_题目_
逐字照抄下面的全部记录，答案中略去图片。

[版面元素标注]
====
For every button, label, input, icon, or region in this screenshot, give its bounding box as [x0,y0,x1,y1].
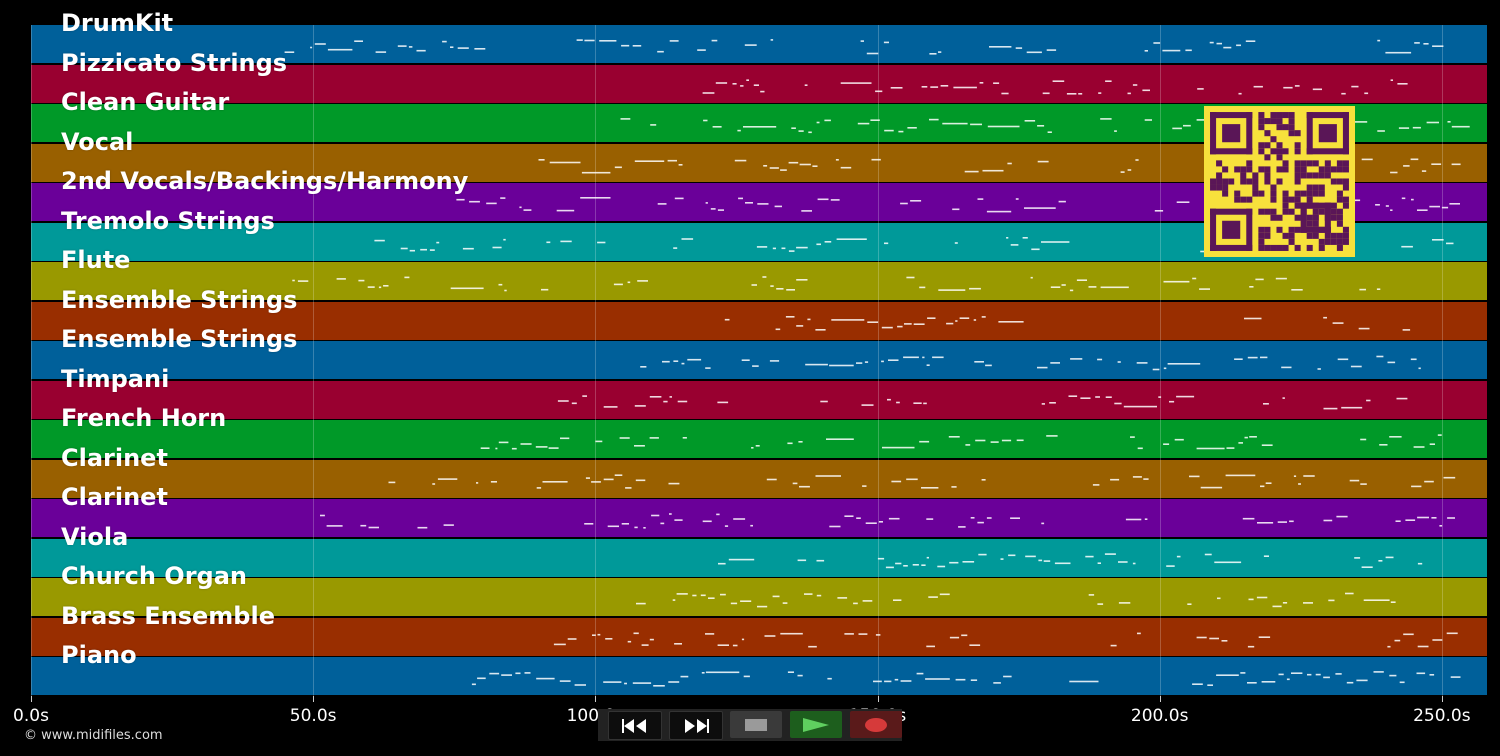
transport-controls [598,709,902,741]
track-label: Ensemble Strings [61,285,298,314]
grid-line [1159,25,1161,696]
track-notes [480,434,1442,450]
track-row[interactable] [31,262,1487,300]
track-notes [636,592,1396,608]
track-label: Flute [61,246,131,274]
track-label: French Horn [61,404,227,432]
track-notes [640,355,1421,371]
track-row[interactable] [31,341,1487,379]
track-label: Vocal [61,127,134,156]
grid-line [1441,25,1443,696]
axis-tick-label: 200.0s [1130,706,1189,726]
track-notes [724,315,1411,331]
fast-forward-button[interactable] [669,711,723,740]
rewind-button[interactable] [608,711,662,740]
track-row[interactable] [31,499,1487,537]
stop-button[interactable] [730,711,782,738]
track-label: DrumKit [61,9,174,37]
track-notes [718,552,1423,568]
track-row[interactable] [31,420,1487,458]
play-button[interactable] [790,711,842,738]
track-row[interactable] [31,617,1487,656]
fast-forward-icon [685,718,709,733]
axis-tick [313,696,315,702]
axis-tick [877,696,879,702]
record-button[interactable] [850,711,902,738]
axis-tick [1159,696,1161,702]
track-label: Brass Ensemble [61,601,275,630]
track-row[interactable] [31,657,1487,695]
track-label: Church Organ [61,562,247,590]
track-label: Ensemble Strings [61,325,298,353]
play-icon [803,717,829,732]
track-notes [620,118,1470,134]
track-row[interactable] [31,25,1487,63]
rewind-icon [622,718,646,733]
track-row[interactable] [31,459,1487,498]
grid-line [313,25,315,696]
copyright-text: © www.midifiles.com [24,728,163,743]
track-label: Viola [61,522,129,551]
track-notes [553,632,1458,647]
qr-code-pattern [1210,112,1349,251]
track-notes [702,78,1408,95]
axis-tick-label: 0.0s [13,706,49,726]
track-row[interactable] [31,301,1487,340]
track-label: Clean Guitar [61,88,230,116]
track-notes [284,39,1444,55]
track-label: Clarinet [61,443,168,472]
track-label: Timpani [61,364,170,393]
piano-roll[interactable] [31,25,1487,696]
stop-icon [745,718,767,731]
grid-line [595,25,597,696]
track-label: Clarinet [61,483,168,511]
track-label: Pizzicato Strings [61,48,288,77]
grid-line [31,25,32,696]
axis-tick [595,696,597,702]
track-notes [388,473,1456,489]
qr-code [1204,106,1355,257]
track-row[interactable] [31,578,1487,616]
track-notes [557,394,1408,409]
track-notes [292,276,1381,292]
track-row[interactable] [31,64,1487,103]
axis-tick-label: 50.0s [289,706,337,726]
track-row[interactable] [31,380,1487,419]
record-icon [865,717,887,732]
track-label: 2nd Vocals/Backings/Harmony [61,167,469,195]
track-row[interactable] [31,538,1487,577]
track-notes [471,671,1461,687]
track-notes [320,513,1455,529]
track-label: Tremolo Strings [61,206,275,235]
track-label: Piano [61,641,137,669]
axis-tick-label: 250.0s [1413,706,1471,726]
grid-line [877,25,879,696]
axis-tick [31,696,32,702]
axis-tick [1441,696,1443,702]
track-notes [456,197,1460,213]
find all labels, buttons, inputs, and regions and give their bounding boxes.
====
_输出结果_
For every button, label, input, icon, or region in this screenshot, give its bounding box as [x0,y0,x1,y1].
transport-controls [598,709,902,741]
track-label: Ensemble Strings [61,285,298,314]
grid-line [1159,25,1161,696]
track-notes [480,434,1442,450]
track-row[interactable] [31,262,1487,300]
track-notes [636,592,1396,608]
track-label: Flute [61,246,131,274]
track-label: French Horn [61,404,227,432]
track-notes [640,355,1421,371]
track-row[interactable] [31,341,1487,379]
track-label: Vocal [61,127,134,156]
grid-line [1441,25,1443,696]
axis-tick-label: 200.0s [1130,706,1189,726]
track-notes [724,315,1411,331]
fast-forward-button[interactable] [669,711,723,740]
rewind-button[interactable] [608,711,662,740]
track-row[interactable] [31,499,1487,537]
stop-button[interactable] [730,711,782,738]
track-label: DrumKit [61,9,174,37]
track-notes [718,552,1423,568]
track-row[interactable] [31,420,1487,458]
play-button[interactable] [790,711,842,738]
track-row[interactable] [31,617,1487,656]
fast-forward-icon [685,718,709,733]
axis-tick [313,696,315,702]
axis-tick [877,696,879,702]
record-button[interactable] [850,711,902,738]
axis-tick [1159,696,1161,702]
track-label: Brass Ensemble [61,601,275,630]
track-row[interactable] [31,657,1487,695]
track-label: Church Organ [61,562,247,590]
track-label: Ensemble Strings [61,325,298,353]
play-icon [803,717,829,732]
track-notes [620,118,1470,134]
track-row[interactable] [31,25,1487,63]
rewind-icon [622,718,646,733]
track-row[interactable] [31,459,1487,498]
grid-line [313,25,315,696]
copyright-text: © www.midifiles.com [24,728,163,743]
track-label: Viola [61,522,129,551]
track-notes [553,632,1458,647]
qr-code-pattern [1210,112,1349,251]
track-notes [702,78,1408,95]
axis-tick-label: 0.0s [13,706,49,726]
track-row[interactable] [31,301,1487,340]
track-label: Clean Guitar [61,88,230,116]
track-notes [284,39,1444,55]
track-label: Clarinet [61,443,168,472]
track-label: Timpani [61,364,170,393]
piano-roll[interactable] [31,25,1487,696]
stop-icon [745,718,767,731]
grid-line [595,25,597,696]
track-label: Clarinet [61,483,168,511]
track-label: Pizzicato Strings [61,48,288,77]
grid-line [31,25,32,696]
axis-tick [595,696,597,702]
track-notes [388,473,1456,489]
qr-code [1204,106,1355,257]
track-row[interactable] [31,578,1487,616]
track-notes [557,394,1408,409]
track-notes [292,276,1381,292]
track-row[interactable] [31,64,1487,103]
axis-tick-label: 50.0s [289,706,337,726]
track-row[interactable] [31,380,1487,419]
record-icon [865,717,887,732]
track-label: 2nd Vocals/Backings/Harmony [61,167,469,195]
track-row[interactable] [31,538,1487,577]
track-notes [471,671,1461,687]
track-notes [320,513,1455,529]
track-label: Tremolo Strings [61,206,275,235]
track-label: Piano [61,641,137,669]
axis-tick-label: 250.0s [1413,706,1471,726]
grid-line [877,25,879,696]
axis-tick [31,696,32,702]
axis-tick [1441,696,1443,702]
track-notes [456,197,1460,213]
find all labels, buttons, inputs, and regions and give their bounding boxes.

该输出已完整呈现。